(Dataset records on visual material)
◇ ◇ ◇
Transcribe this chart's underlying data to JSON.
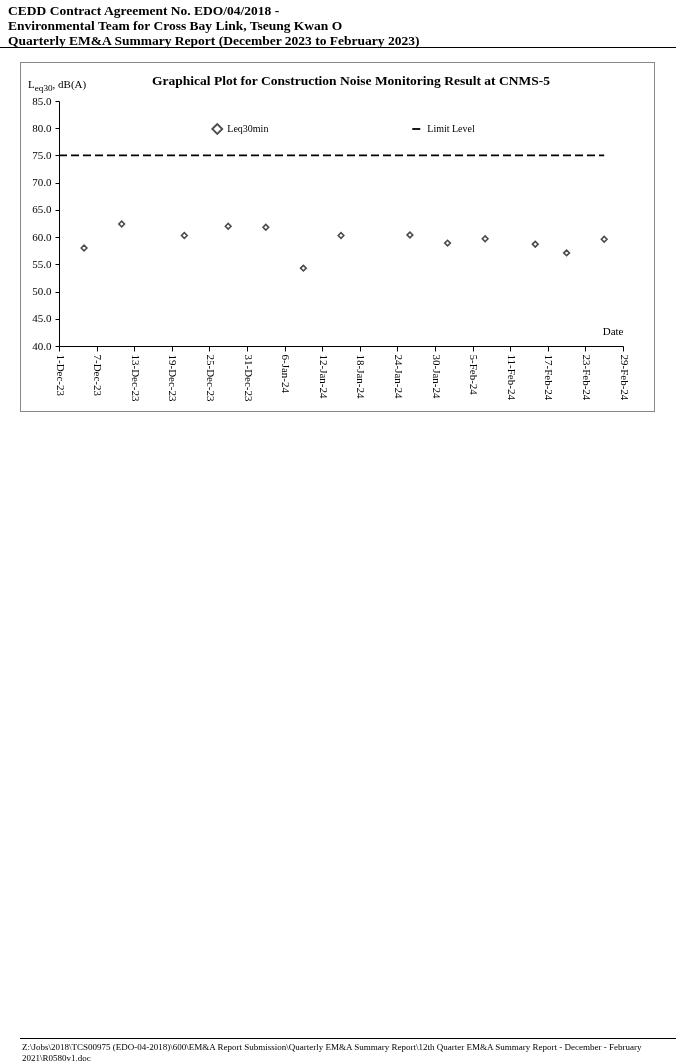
{
  "chart_data": {
    "type": "scatter",
    "title": "Graphical Plot for Construction Noise Monitoring Result at CNMS-5",
    "xlabel": "Date",
    "ylabel": "L$_{eq30}$, dB(A)",
    "annotations": [
      "CEDD Contract Agreement No. EDO/04/2018 -",
      "Environmental Team for Cross Bay Link, Tseung Kwan O",
      "Quarterly EM&A Summary Report (December 2023 to February 2023)",
      "Z:\\Jobs\\2018\\TCS00975 (EDO-04-2018)\\600\\EM&A Report Submission\\Quarterly EM&A Summary Report\\12th Quarter EM&A Summary Report - December - February 2021\\R0580v1.doc"
    ],
    "series": [
      {
        "name": "Leq30min",
        "type": "scatter",
        "marker": "diamond",
        "color": "#000000",
        "x": [
          "2023-12-05",
          "2023-12-11",
          "2023-12-21",
          "2023-12-28",
          "2024-01-03",
          "2024-01-09",
          "2024-01-15",
          "2024-01-26",
          "2024-02-01",
          "2024-02-07",
          "2024-02-15",
          "2024-02-20",
          "2024-02-26"
        ],
        "values": [
          58.0,
          62.4,
          60.3,
          62.0,
          61.8,
          54.3,
          60.3,
          60.4,
          58.9,
          59.7,
          58.7,
          57.1,
          59.6
        ]
      },
      {
        "name": "Limit Level",
        "type": "line",
        "color": "#000000",
        "line_style": "dashed",
        "marker": "none",
        "x": [
          "2023-12-01",
          "2024-02-26"
        ],
        "values": [
          75,
          75
        ]
      }
    ],
    "xlim": [
      "2023-12-01",
      "2024-02-29"
    ],
    "xticks": [
      {
        "value": "2023-12-01",
        "label": "1-Dec-23"
      },
      {
        "value": "2023-12-07",
        "label": "7-Dec-23"
      },
      {
        "value": "2023-12-13",
        "label": "13-Dec-23"
      },
      {
        "value": "2023-12-19",
        "label": "19-Dec-23"
      },
      {
        "value": "2023-12-25",
        "label": "25-Dec-23"
      },
      {
        "value": "2023-12-31",
        "label": "31-Dec-23"
      },
      {
        "value": "2024-01-06",
        "label": "6-Jan-24"
      },
      {
        "value": "2024-01-12",
        "label": "12-Jan-24"
      },
      {
        "value": "2024-01-18",
        "label": "18-Jan-24"
      },
      {
        "value": "2024-01-24",
        "label": "24-Jan-24"
      },
      {
        "value": "2024-01-30",
        "label": "30-Jan-24"
      },
      {
        "value": "2024-02-05",
        "label": "5-Feb-24"
      },
      {
        "value": "2024-02-11",
        "label": "11-Feb-24"
      },
      {
        "value": "2024-02-17",
        "label": "17-Feb-24"
      },
      {
        "value": "2024-02-23",
        "label": "23-Feb-24"
      },
      {
        "value": "2024-02-29",
        "label": "29-Feb-24"
      }
    ],
    "ylim": [
      40,
      85
    ],
    "yticks": [
      {
        "value": 40,
        "label": "40.0"
      },
      {
        "value": 45,
        "label": "45.0"
      },
      {
        "value": 50,
        "label": "50.0"
      },
      {
        "value": 55,
        "label": "55.0"
      },
      {
        "value": 60,
        "label": "60.0"
      },
      {
        "value": 65,
        "label": "65.0"
      },
      {
        "value": 70,
        "label": "70.0"
      },
      {
        "value": 75,
        "label": "75.0"
      },
      {
        "value": 80,
        "label": "80.0"
      },
      {
        "value": 85,
        "label": "85.0"
      }
    ],
    "grid": false,
    "legend": "top"
  }
}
◇ ◇ ◇
_Exercise goal_
Of the lines in the material, how many include "type"? Respond with the number alone.

_Solution_
3